> [Exercise description]: Show each line that has the string "Contains" in it.

** Begin Raw records **

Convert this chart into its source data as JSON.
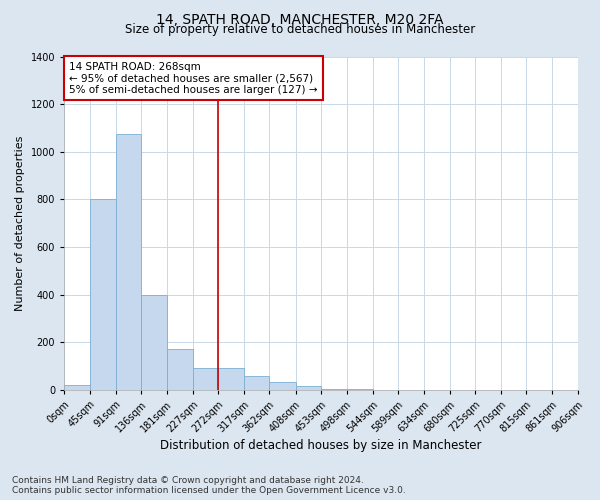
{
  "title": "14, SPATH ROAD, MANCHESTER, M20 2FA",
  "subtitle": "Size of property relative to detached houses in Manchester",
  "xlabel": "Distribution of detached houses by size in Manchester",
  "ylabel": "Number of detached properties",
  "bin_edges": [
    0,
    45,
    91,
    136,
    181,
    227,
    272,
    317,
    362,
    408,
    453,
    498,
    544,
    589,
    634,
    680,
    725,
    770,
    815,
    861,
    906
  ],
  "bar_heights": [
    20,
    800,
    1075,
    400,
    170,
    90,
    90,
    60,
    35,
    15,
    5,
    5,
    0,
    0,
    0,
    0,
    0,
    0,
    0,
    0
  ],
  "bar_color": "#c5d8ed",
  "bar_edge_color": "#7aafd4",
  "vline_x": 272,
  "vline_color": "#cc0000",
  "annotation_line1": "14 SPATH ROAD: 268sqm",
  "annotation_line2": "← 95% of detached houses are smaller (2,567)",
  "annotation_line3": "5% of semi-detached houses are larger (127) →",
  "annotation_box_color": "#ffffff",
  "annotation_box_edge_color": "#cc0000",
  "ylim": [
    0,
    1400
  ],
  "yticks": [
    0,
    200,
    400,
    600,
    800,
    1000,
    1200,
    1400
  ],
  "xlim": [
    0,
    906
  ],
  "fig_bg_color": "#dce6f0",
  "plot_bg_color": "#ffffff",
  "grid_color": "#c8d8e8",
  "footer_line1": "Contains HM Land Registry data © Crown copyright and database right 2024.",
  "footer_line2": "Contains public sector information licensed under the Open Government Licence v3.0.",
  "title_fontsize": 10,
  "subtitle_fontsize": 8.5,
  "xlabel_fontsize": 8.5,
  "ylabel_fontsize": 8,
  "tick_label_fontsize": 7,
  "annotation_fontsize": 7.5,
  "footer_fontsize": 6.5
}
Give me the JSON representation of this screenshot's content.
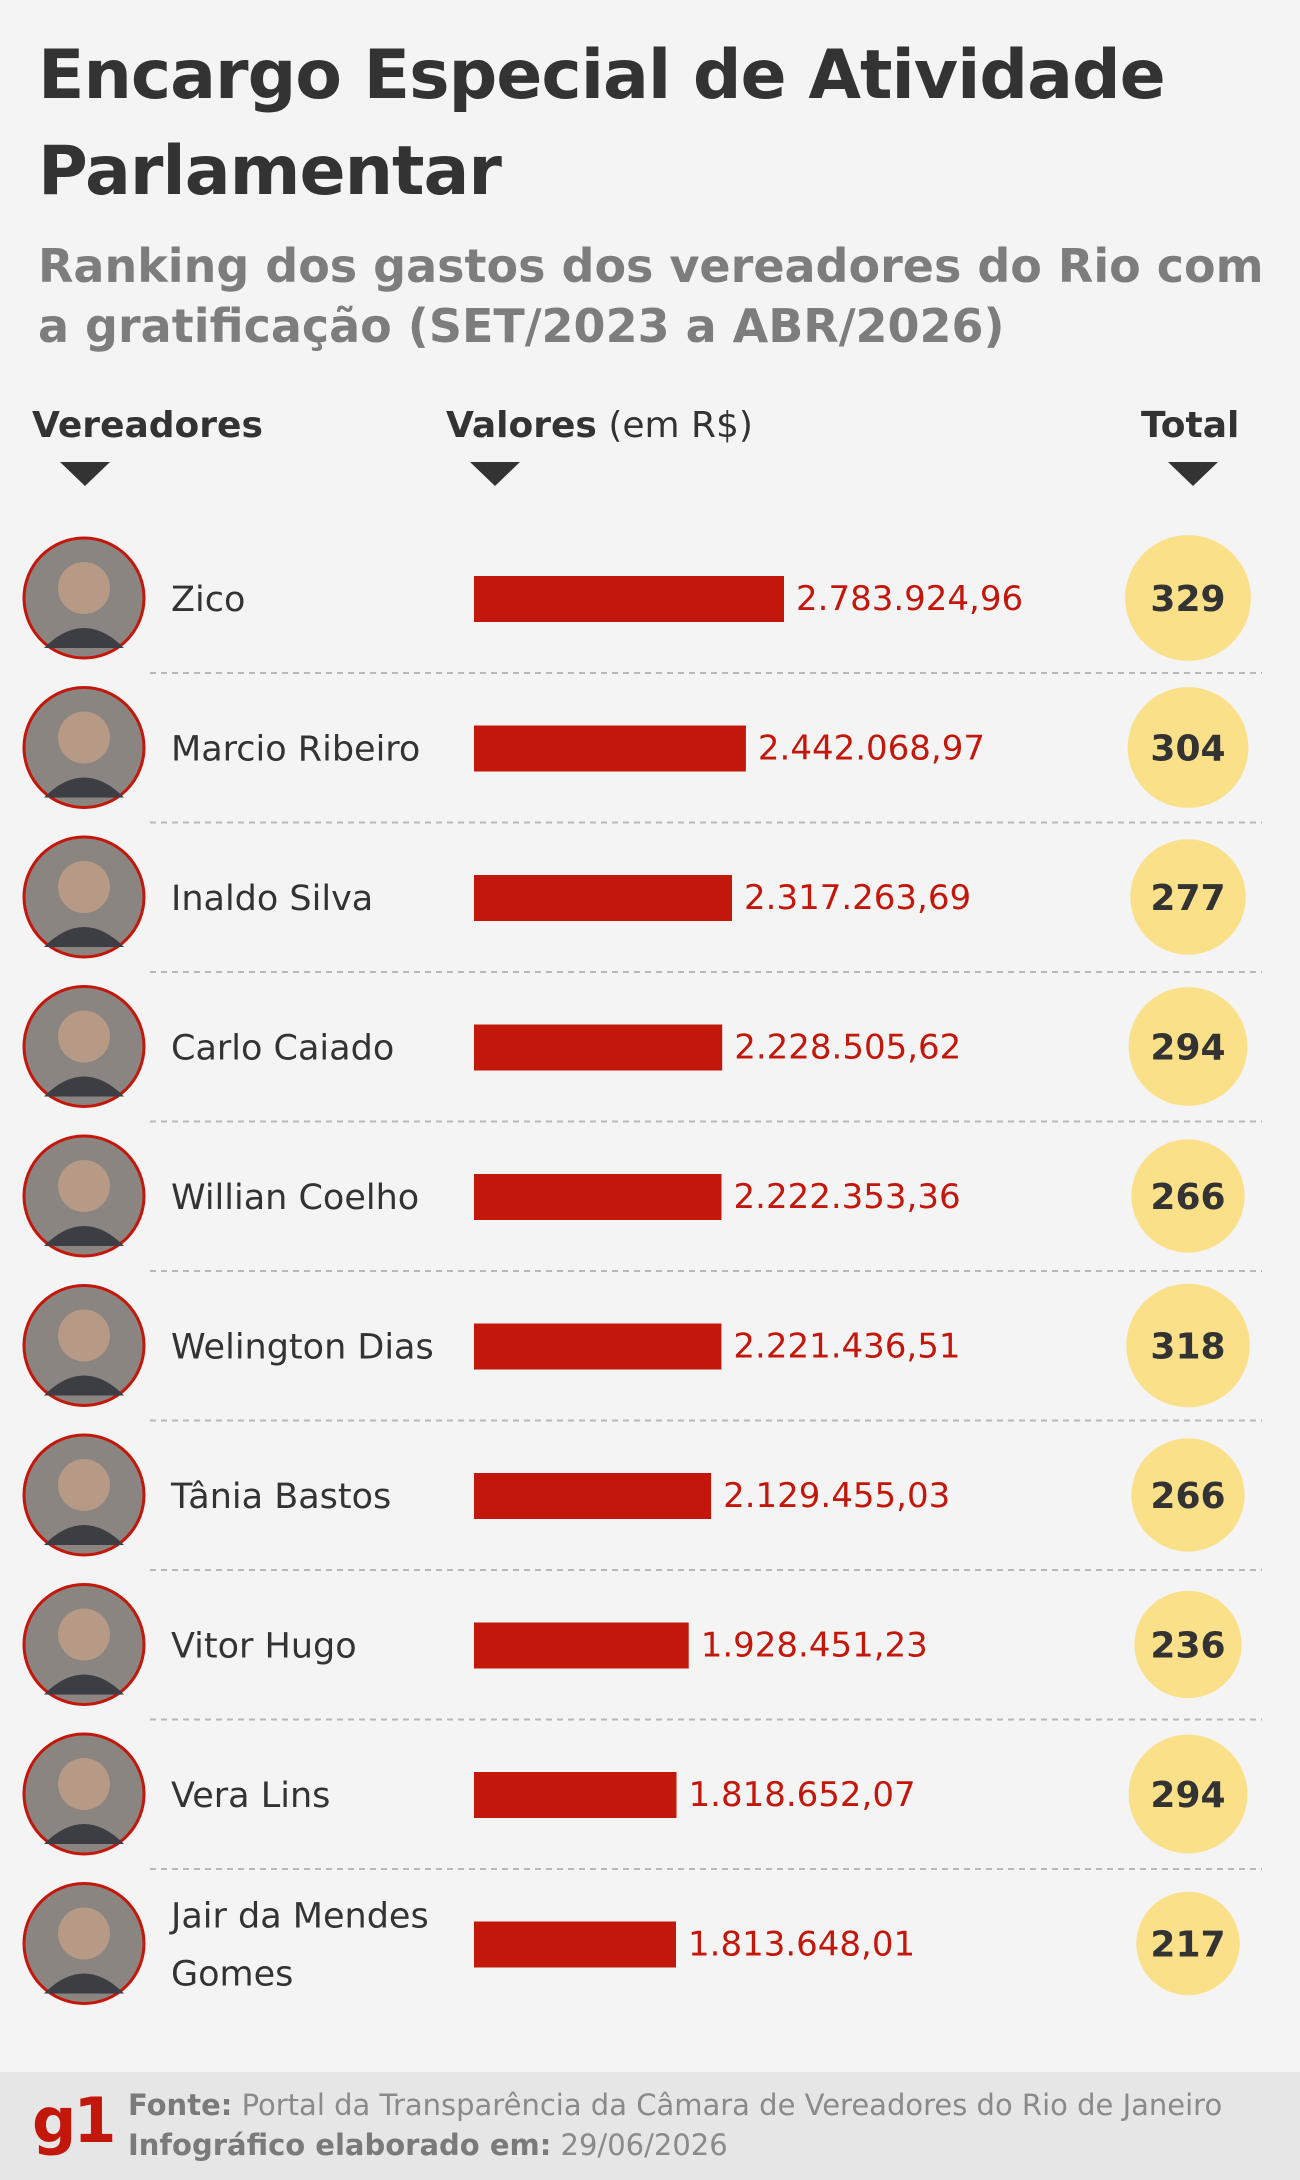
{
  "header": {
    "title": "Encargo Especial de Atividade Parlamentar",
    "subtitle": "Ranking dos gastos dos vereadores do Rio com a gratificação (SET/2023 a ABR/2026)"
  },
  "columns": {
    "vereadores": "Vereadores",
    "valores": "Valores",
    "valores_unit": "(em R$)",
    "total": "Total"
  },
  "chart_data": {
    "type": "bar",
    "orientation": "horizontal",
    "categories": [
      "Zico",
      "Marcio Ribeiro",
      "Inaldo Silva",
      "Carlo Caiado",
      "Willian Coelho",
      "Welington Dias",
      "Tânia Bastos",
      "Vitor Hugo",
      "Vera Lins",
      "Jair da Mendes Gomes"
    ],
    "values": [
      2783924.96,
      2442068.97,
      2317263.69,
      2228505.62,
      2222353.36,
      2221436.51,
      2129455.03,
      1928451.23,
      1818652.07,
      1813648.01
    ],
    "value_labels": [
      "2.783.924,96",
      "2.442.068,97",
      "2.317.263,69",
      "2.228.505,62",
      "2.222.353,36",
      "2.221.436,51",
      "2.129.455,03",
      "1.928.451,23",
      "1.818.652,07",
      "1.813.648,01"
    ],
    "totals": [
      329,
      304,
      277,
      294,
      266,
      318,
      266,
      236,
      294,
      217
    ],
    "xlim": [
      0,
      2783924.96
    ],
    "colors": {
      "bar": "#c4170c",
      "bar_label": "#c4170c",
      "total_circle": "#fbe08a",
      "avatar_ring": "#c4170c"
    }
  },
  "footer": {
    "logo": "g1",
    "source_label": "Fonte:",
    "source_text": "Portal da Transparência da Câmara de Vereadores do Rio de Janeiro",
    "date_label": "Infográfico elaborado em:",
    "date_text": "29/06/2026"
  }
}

** End Raw records **

> [The response]:
  "footer_line1": "Contains HM Land Registry data © Crown copyright and database right 2024.",
  "footer_line2": "Contains public sector information licensed under the Open Government Licence v3.0.",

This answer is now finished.